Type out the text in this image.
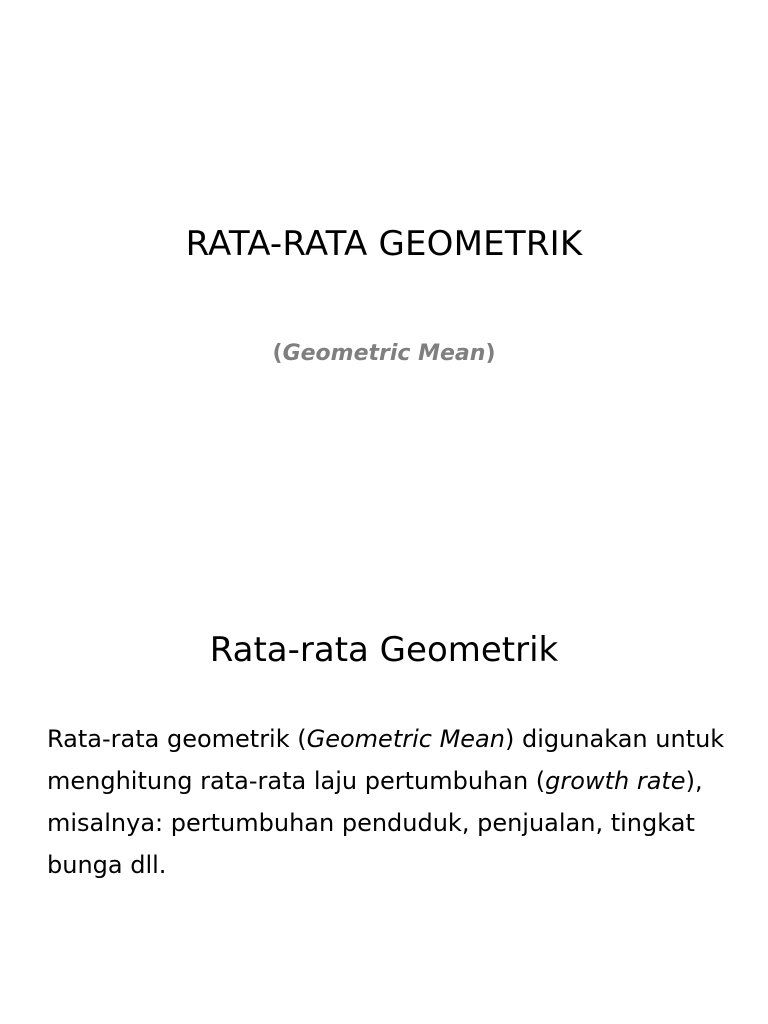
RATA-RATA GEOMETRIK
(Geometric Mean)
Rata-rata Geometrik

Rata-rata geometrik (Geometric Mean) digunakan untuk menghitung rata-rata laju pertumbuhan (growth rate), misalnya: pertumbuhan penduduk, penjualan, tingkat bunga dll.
-.-.-
**Task**
Search the records for the string "Geometric" and return every line in which it occurs.

**Worked answer**
(Geometric Mean)
Rata-rata geometrik (Geometric Mean) digunakan untuk menghitung rata-rata laju pertumbuhan (growth rate), misalnya: pertumbuhan penduduk, penjualan, tingkat bunga dll.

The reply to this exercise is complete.